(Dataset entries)

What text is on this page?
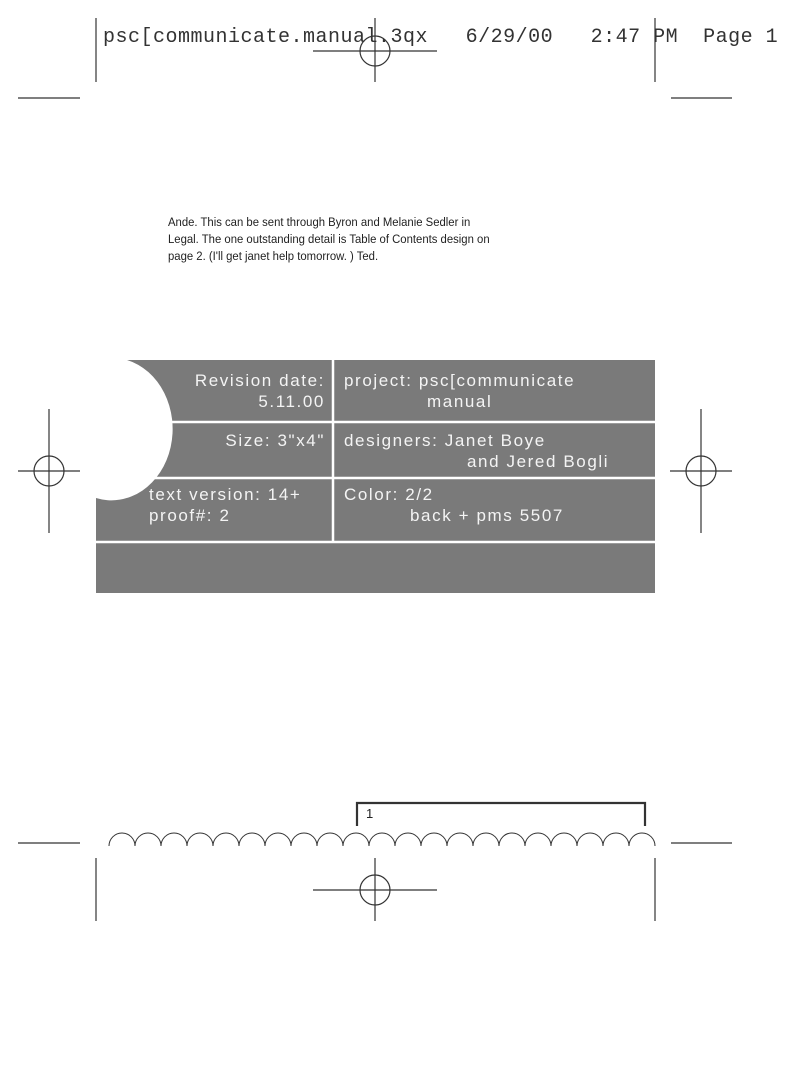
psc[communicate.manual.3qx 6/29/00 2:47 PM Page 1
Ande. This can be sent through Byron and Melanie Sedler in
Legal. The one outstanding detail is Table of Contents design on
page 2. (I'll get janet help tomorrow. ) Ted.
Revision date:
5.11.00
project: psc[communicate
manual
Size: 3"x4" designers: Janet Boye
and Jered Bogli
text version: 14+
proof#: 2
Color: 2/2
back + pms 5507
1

◆ WRITTEN EXERCISE ◆
Copy each line above that contains the word "text".

◆ EXERCISE RESULT ◆
What text is on this page?
text version: 14+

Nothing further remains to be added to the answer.